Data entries
··········
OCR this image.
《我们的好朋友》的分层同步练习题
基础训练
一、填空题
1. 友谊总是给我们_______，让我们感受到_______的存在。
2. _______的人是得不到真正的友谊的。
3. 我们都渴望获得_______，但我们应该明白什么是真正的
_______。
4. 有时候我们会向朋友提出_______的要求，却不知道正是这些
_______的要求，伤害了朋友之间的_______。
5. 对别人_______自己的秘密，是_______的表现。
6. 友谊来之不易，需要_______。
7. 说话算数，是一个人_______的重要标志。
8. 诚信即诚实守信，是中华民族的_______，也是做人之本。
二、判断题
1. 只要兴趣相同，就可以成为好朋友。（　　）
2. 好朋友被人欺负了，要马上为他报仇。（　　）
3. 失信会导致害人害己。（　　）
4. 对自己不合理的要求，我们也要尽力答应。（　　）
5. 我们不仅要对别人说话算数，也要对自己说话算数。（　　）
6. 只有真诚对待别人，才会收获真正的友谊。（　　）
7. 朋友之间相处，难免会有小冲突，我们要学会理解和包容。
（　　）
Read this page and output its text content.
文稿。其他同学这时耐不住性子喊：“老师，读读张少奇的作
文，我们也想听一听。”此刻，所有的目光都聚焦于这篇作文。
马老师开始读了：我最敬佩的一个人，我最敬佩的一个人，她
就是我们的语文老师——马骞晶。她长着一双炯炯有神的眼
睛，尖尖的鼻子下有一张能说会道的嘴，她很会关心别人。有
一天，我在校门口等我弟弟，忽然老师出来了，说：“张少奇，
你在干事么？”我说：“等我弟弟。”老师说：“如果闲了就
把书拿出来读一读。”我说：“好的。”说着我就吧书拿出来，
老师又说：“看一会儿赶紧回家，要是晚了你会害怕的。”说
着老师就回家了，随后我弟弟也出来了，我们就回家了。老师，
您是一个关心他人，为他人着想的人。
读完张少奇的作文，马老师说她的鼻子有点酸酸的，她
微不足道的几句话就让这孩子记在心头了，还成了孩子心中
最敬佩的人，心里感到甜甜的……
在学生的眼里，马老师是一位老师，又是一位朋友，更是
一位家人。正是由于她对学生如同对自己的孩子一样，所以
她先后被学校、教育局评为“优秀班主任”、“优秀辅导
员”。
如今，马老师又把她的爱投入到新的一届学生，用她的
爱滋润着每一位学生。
··········
- Work required: Scan the material above. Copy each line that holds the word "this".

- Written solution:
OCR this image.
Read this page and output its text content.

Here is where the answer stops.